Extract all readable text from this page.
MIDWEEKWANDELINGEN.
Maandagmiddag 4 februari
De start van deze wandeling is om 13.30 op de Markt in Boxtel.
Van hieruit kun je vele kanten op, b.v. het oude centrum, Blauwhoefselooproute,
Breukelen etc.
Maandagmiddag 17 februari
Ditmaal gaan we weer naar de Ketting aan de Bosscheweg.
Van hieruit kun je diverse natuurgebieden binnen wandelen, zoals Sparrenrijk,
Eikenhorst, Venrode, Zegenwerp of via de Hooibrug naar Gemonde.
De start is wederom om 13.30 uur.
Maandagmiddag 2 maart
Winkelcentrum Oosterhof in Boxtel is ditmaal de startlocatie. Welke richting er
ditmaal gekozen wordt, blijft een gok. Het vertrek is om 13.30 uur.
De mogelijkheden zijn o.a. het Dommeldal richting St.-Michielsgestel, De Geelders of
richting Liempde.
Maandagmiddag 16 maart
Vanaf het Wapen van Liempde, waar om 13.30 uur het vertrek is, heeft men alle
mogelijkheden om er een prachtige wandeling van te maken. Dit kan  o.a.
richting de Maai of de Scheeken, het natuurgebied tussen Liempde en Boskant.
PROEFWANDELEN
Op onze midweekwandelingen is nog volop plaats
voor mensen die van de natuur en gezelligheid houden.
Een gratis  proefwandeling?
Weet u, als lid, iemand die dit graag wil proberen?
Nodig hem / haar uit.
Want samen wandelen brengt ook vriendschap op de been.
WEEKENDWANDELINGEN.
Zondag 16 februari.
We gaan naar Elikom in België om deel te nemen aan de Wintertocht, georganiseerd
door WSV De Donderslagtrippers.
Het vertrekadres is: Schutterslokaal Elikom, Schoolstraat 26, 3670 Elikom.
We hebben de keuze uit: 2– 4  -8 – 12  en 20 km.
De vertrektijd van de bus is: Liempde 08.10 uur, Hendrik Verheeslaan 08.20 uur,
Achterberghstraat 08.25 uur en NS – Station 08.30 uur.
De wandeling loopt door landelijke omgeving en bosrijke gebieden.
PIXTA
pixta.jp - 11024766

+-------+

Task instructions: Check every line of the records above for the string "Liempde" and say how many contain it, giving the number alone.

The reply: 4